___ DATASET ROWS
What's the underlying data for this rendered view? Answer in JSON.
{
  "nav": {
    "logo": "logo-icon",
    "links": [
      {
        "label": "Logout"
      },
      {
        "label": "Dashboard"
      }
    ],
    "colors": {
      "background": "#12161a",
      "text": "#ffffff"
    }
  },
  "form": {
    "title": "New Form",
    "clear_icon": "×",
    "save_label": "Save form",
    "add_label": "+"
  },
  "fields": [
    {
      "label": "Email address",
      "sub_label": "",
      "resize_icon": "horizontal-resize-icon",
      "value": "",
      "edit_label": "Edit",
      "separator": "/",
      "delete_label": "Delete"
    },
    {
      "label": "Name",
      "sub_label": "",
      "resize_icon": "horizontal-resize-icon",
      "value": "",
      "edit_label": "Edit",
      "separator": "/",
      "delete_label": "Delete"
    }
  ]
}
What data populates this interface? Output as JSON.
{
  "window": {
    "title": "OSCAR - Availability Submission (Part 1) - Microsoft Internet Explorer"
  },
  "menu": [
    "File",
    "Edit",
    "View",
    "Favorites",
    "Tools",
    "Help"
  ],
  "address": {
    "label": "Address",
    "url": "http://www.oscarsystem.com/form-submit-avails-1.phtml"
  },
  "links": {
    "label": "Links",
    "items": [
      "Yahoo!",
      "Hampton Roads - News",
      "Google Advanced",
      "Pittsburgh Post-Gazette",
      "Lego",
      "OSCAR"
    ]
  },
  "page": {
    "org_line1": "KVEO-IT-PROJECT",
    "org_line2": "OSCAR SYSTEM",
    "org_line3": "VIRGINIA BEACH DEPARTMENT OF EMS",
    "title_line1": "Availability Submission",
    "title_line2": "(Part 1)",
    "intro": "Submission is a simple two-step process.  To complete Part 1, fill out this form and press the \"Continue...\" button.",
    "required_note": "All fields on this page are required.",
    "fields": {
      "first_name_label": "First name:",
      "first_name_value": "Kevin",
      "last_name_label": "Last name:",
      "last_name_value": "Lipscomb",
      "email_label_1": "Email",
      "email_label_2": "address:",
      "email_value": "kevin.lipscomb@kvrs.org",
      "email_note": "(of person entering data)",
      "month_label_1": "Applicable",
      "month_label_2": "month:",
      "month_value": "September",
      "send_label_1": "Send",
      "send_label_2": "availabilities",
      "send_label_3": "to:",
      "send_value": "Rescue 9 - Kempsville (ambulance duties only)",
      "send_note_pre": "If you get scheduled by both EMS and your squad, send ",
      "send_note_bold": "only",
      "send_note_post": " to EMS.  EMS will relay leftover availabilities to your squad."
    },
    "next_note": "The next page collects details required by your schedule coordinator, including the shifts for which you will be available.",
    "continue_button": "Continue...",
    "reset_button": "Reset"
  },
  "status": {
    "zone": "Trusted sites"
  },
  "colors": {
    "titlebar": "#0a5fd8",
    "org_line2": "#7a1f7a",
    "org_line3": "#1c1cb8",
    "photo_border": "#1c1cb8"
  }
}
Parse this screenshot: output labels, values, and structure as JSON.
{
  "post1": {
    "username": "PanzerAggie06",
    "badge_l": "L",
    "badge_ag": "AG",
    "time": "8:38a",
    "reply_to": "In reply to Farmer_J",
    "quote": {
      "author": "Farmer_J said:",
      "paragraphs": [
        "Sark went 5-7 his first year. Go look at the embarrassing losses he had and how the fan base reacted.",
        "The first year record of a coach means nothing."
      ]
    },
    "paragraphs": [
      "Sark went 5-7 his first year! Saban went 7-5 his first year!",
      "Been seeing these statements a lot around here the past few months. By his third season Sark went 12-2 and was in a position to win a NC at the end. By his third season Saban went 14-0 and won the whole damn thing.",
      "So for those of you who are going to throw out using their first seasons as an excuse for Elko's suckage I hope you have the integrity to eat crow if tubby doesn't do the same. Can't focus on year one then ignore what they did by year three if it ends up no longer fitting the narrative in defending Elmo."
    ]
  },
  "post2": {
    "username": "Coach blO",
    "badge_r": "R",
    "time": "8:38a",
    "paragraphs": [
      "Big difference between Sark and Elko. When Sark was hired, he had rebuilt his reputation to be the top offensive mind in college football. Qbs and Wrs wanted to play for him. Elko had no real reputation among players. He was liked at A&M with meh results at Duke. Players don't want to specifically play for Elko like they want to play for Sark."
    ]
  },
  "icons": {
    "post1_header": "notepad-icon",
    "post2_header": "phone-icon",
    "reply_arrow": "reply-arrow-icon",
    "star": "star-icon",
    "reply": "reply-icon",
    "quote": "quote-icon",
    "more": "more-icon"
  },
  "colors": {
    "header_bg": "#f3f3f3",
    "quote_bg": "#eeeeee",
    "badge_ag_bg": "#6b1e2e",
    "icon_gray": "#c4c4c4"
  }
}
______
CHALLENGE: Faithfully copy every entry, leaving nothing out.

RESPONSE:
What's the underlying data for this rendered view? Answer in JSON.
{
  "nav": {
    "logo": "logo-icon",
    "links": [
      {
        "label": "Logout"
      },
      {
        "label": "Dashboard"
      }
    ],
    "colors": {
      "background": "#12161a",
      "text": "#ffffff"
    }
  },
  "form": {
    "title": "New Form",
    "clear_icon": "×",
    "save_label": "Save form",
    "add_label": "+"
  },
  "fields": [
    {
      "label": "Email address",
      "sub_label": "",
      "resize_icon": "horizontal-resize-icon",
      "value": "",
      "edit_label": "Edit",
      "separator": "/",
      "delete_label": "Delete"
    },
    {
      "label": "Name",
      "sub_label": "",
      "resize_icon": "horizontal-resize-icon",
      "value": "",
      "edit_label": "Edit",
      "separator": "/",
      "delete_label": "Delete"
    }
  ]
}
What data populates this interface? Output as JSON.
{
  "window": {
    "title": "OSCAR - Availability Submission (Part 1) - Microsoft Internet Explorer"
  },
  "menu": [
    "File",
    "Edit",
    "View",
    "Favorites",
    "Tools",
    "Help"
  ],
  "address": {
    "label": "Address",
    "url": "http://www.oscarsystem.com/form-submit-avails-1.phtml"
  },
  "links": {
    "label": "Links",
    "items": [
      "Yahoo!",
      "Hampton Roads - News",
      "Google Advanced",
      "Pittsburgh Post-Gazette",
      "Lego",
      "OSCAR"
    ]
  },
  "page": {
    "org_line1": "KVEO-IT-PROJECT",
    "org_line2": "OSCAR SYSTEM",
    "org_line3": "VIRGINIA BEACH DEPARTMENT OF EMS",
    "title_line1": "Availability Submission",
    "title_line2": "(Part 1)",
    "intro": "Submission is a simple two-step process.  To complete Part 1, fill out this form and press the \"Continue...\" button.",
    "required_note": "All fields on this page are required.",
    "fields": {
      "first_name_label": "First name:",
      "first_name_value": "Kevin",
      "last_name_label": "Last name:",
      "last_name_value": "Lipscomb",
      "email_label_1": "Email",
      "email_label_2": "address:",
      "email_value": "kevin.lipscomb@kvrs.org",
      "email_note": "(of person entering data)",
      "month_label_1": "Applicable",
      "month_label_2": "month:",
      "month_value": "September",
      "send_label_1": "Send",
      "send_label_2": "availabilities",
      "send_label_3": "to:",
      "send_value": "Rescue 9 - Kempsville (ambulance duties only)",
      "send_note_pre": "If you get scheduled by both EMS and your squad, send ",
      "send_note_bold": "only",
      "send_note_post": " to EMS.  EMS will relay leftover availabilities to your squad."
    },
    "next_note": "The next page collects details required by your schedule coordinator, including the shifts for which you will be available.",
    "continue_button": "Continue...",
    "reset_button": "Reset"
  },
  "status": {
    "zone": "Trusted sites"
  },
  "colors": {
    "titlebar": "#0a5fd8",
    "org_line2": "#7a1f7a",
    "org_line3": "#1c1cb8",
    "photo_border": "#1c1cb8"
  }
}
Parse this screenshot: output labels, values, and structure as JSON.
{
  "post1": {
    "username": "PanzerAggie06",
    "badge_l": "L",
    "badge_ag": "AG",
    "time": "8:38a",
    "reply_to": "In reply to Farmer_J",
    "quote": {
      "author": "Farmer_J said:",
      "paragraphs": [
        "Sark went 5-7 his first year. Go look at the embarrassing losses he had and how the fan base reacted.",
        "The first year record of a coach means nothing."
      ]
    },
    "paragraphs": [
      "Sark went 5-7 his first year! Saban went 7-5 his first year!",
      "Been seeing these statements a lot around here the past few months. By his third season Sark went 12-2 and was in a position to win a NC at the end. By his third season Saban went 14-0 and won the whole damn thing.",
      "So for those of you who are going to throw out using their first seasons as an excuse for Elko's suckage I hope you have the integrity to eat crow if tubby doesn't do the same. Can't focus on year one then ignore what they did by year three if it ends up no longer fitting the narrative in defending Elmo."
    ]
  },
  "post2": {
    "username": "Coach blO",
    "badge_r": "R",
    "time": "8:38a",
    "paragraphs": [
      "Big difference between Sark and Elko. When Sark was hired, he had rebuilt his reputation to be the top offensive mind in college football. Qbs and Wrs wanted to play for him. Elko had no real reputation among players. He was liked at A&M with meh results at Duke. Players don't want to specifically play for Elko like they want to play for Sark."
    ]
  },
  "icons": {
    "post1_header": "notepad-icon",
    "post2_header": "phone-icon",
    "reply_arrow": "reply-arrow-icon",
    "star": "star-icon",
    "reply": "reply-icon",
    "quote": "quote-icon",
    "more": "more-icon"
  },
  "colors": {
    "header_bg": "#f3f3f3",
    "quote_bg": "#eeeeee",
    "badge_ag_bg": "#6b1e2e",
    "icon_gray": "#c4c4c4"
  }
}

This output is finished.